▶ **Aim of the task**: Copy the following listing line for line, without any alteration.

▶ **Element position data**:
┌──
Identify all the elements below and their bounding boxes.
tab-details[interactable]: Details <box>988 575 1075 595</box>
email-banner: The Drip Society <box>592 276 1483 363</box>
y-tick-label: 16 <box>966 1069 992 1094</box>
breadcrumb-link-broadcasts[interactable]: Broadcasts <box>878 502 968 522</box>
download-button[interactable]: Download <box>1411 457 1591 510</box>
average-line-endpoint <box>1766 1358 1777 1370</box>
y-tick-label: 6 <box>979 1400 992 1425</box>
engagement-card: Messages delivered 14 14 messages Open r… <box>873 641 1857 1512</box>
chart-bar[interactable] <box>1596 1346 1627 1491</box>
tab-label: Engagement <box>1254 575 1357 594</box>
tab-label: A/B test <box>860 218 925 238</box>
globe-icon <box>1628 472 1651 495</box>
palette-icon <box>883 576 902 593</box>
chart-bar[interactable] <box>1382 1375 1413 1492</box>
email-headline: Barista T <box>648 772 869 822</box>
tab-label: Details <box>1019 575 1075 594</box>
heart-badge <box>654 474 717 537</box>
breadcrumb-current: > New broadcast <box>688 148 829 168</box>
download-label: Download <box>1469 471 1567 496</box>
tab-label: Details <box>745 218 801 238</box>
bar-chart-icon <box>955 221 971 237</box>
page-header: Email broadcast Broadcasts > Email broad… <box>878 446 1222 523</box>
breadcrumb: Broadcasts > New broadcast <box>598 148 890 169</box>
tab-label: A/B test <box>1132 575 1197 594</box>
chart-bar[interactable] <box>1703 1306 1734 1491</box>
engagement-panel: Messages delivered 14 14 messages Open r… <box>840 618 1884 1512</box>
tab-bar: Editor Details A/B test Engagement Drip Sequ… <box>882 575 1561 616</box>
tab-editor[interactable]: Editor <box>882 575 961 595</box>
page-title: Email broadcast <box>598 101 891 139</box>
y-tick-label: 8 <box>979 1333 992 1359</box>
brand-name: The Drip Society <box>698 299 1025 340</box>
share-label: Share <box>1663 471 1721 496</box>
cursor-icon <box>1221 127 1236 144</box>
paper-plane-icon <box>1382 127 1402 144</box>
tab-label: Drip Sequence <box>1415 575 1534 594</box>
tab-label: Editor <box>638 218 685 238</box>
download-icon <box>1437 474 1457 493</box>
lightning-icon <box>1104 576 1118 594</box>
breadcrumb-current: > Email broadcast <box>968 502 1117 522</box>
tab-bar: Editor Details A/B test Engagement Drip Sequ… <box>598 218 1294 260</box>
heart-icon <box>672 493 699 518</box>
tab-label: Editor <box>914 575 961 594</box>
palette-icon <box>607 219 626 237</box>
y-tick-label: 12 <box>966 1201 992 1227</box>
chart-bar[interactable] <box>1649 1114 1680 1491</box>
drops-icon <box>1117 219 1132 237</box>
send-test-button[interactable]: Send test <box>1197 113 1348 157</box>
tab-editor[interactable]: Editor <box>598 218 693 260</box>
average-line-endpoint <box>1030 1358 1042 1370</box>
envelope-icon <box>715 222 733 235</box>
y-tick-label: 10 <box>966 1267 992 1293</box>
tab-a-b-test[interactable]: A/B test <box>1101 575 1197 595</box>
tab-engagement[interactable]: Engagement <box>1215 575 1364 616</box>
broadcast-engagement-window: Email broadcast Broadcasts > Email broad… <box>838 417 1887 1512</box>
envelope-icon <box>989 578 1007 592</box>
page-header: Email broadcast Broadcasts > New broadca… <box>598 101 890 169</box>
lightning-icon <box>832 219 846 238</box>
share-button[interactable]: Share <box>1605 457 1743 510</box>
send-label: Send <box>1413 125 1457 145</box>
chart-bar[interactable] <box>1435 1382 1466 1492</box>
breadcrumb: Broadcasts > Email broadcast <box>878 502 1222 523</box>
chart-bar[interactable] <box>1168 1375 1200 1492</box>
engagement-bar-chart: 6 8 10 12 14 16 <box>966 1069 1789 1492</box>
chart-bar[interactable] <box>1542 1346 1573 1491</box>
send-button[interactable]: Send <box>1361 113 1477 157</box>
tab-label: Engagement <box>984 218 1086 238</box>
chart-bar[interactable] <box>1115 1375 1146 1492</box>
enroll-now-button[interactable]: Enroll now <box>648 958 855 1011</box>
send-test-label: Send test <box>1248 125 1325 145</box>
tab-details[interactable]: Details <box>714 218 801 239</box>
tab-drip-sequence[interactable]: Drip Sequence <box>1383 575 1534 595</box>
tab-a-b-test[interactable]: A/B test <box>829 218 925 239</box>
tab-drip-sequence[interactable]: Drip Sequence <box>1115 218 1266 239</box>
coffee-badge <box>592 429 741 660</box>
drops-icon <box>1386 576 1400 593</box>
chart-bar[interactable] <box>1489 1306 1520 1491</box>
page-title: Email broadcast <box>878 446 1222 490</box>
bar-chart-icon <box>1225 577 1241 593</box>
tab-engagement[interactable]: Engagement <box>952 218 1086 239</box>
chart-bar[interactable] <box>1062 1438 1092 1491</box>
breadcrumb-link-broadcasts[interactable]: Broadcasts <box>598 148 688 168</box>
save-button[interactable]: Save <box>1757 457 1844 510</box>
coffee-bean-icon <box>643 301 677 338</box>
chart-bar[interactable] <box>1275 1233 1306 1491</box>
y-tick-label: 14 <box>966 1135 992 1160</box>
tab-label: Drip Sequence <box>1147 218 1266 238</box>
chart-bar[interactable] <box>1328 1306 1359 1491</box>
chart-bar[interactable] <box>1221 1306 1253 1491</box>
└──
▶ **Answer**:
Identify all the elements below and their bounding boxes.
tab-details[interactable]: Details <box>988 575 1075 595</box>
email-banner: The Drip Society <box>592 276 1483 363</box>
y-tick-label: 16 <box>966 1069 992 1094</box>
breadcrumb-link-broadcasts[interactable]: Broadcasts <box>878 502 968 522</box>
download-button[interactable]: Download <box>1411 457 1591 510</box>
average-line-endpoint <box>1766 1358 1777 1370</box>
y-tick-label: 6 <box>979 1400 992 1425</box>
engagement-card: Messages delivered 14 14 messages Open r… <box>873 641 1857 1512</box>
chart-bar[interactable] <box>1596 1346 1627 1491</box>
tab-label: Engagement <box>1254 575 1357 594</box>
tab-label: A/B test <box>860 218 925 238</box>
globe-icon <box>1628 472 1651 495</box>
palette-icon <box>883 576 902 593</box>
chart-bar[interactable] <box>1382 1375 1413 1492</box>
email-headline: Barista T <box>648 772 869 822</box>
tab-label: Details <box>1019 575 1075 594</box>
heart-badge <box>654 474 717 537</box>
breadcrumb-current: > New broadcast <box>688 148 829 168</box>
download-label: Download <box>1469 471 1567 496</box>
tab-label: Details <box>745 218 801 238</box>
bar-chart-icon <box>955 221 971 237</box>
page-header: Email broadcast Broadcasts > Email broad… <box>878 446 1222 523</box>
breadcrumb: Broadcasts > New broadcast <box>598 148 890 169</box>
tab-label: A/B test <box>1132 575 1197 594</box>
chart-bar[interactable] <box>1703 1306 1734 1491</box>
engagement-panel: Messages delivered 14 14 messages Open r… <box>840 618 1884 1512</box>
tab-bar: Editor Details A/B test Engagement Drip Sequ… <box>882 575 1561 616</box>
tab-editor[interactable]: Editor <box>882 575 961 595</box>
page-title: Email broadcast <box>598 101 891 139</box>
y-tick-label: 8 <box>979 1333 992 1359</box>
brand-name: The Drip Society <box>698 299 1025 340</box>
share-label: Share <box>1663 471 1721 496</box>
cursor-icon <box>1221 127 1236 144</box>
paper-plane-icon <box>1382 127 1402 144</box>
tab-label: Drip Sequence <box>1415 575 1534 594</box>
tab-label: Editor <box>638 218 685 238</box>
download-icon <box>1437 474 1457 493</box>
lightning-icon <box>1104 576 1118 594</box>
breadcrumb-current: > Email broadcast <box>968 502 1117 522</box>
tab-bar: Editor Details A/B test Engagement Drip Sequ… <box>598 218 1294 260</box>
heart-icon <box>672 493 699 518</box>
tab-label: Editor <box>914 575 961 594</box>
palette-icon <box>607 219 626 237</box>
y-tick-label: 12 <box>966 1201 992 1227</box>
chart-bar[interactable] <box>1649 1114 1680 1491</box>
drops-icon <box>1117 219 1132 237</box>
send-test-button[interactable]: Send test <box>1197 113 1348 157</box>
tab-editor[interactable]: Editor <box>598 218 693 260</box>
average-line-endpoint <box>1030 1358 1042 1370</box>
envelope-icon <box>715 222 733 235</box>
y-tick-label: 10 <box>966 1267 992 1293</box>
tab-a-b-test[interactable]: A/B test <box>1101 575 1197 595</box>
tab-engagement[interactable]: Engagement <box>1215 575 1364 616</box>
broadcast-engagement-window: Email broadcast Broadcasts > Email broad… <box>838 417 1887 1512</box>
envelope-icon <box>989 578 1007 592</box>
page-header: Email broadcast Broadcasts > New broadca… <box>598 101 890 169</box>
lightning-icon <box>832 219 846 238</box>
share-button[interactable]: Share <box>1605 457 1743 510</box>
send-label: Send <box>1413 125 1457 145</box>
chart-bar[interactable] <box>1435 1382 1466 1492</box>
breadcrumb: Broadcasts > Email broadcast <box>878 502 1222 523</box>
chart-bar[interactable] <box>1168 1375 1200 1492</box>
engagement-bar-chart: 6 8 10 12 14 16 <box>966 1069 1789 1492</box>
chart-bar[interactable] <box>1542 1346 1573 1491</box>
send-button[interactable]: Send <box>1361 113 1477 157</box>
tab-label: Engagement <box>984 218 1086 238</box>
chart-bar[interactable] <box>1115 1375 1146 1492</box>
enroll-now-button[interactable]: Enroll now <box>648 958 855 1011</box>
send-test-label: Send test <box>1248 125 1325 145</box>
tab-details[interactable]: Details <box>714 218 801 239</box>
tab-drip-sequence[interactable]: Drip Sequence <box>1383 575 1534 595</box>
tab-a-b-test[interactable]: A/B test <box>829 218 925 239</box>
tab-drip-sequence[interactable]: Drip Sequence <box>1115 218 1266 239</box>
coffee-badge <box>592 429 741 660</box>
drops-icon <box>1386 576 1400 593</box>
chart-bar[interactable] <box>1489 1306 1520 1491</box>
page-title: Email broadcast <box>878 446 1222 490</box>
bar-chart-icon <box>1225 577 1241 593</box>
tab-engagement[interactable]: Engagement <box>952 218 1086 239</box>
chart-bar[interactable] <box>1062 1438 1092 1491</box>
breadcrumb-link-broadcasts[interactable]: Broadcasts <box>598 148 688 168</box>
save-button[interactable]: Save <box>1757 457 1844 510</box>
coffee-bean-icon <box>643 301 677 338</box>
chart-bar[interactable] <box>1275 1233 1306 1491</box>
y-tick-label: 14 <box>966 1135 992 1160</box>
tab-label: Drip Sequence <box>1147 218 1266 238</box>
chart-bar[interactable] <box>1328 1306 1359 1491</box>
chart-bar[interactable] <box>1221 1306 1253 1491</box>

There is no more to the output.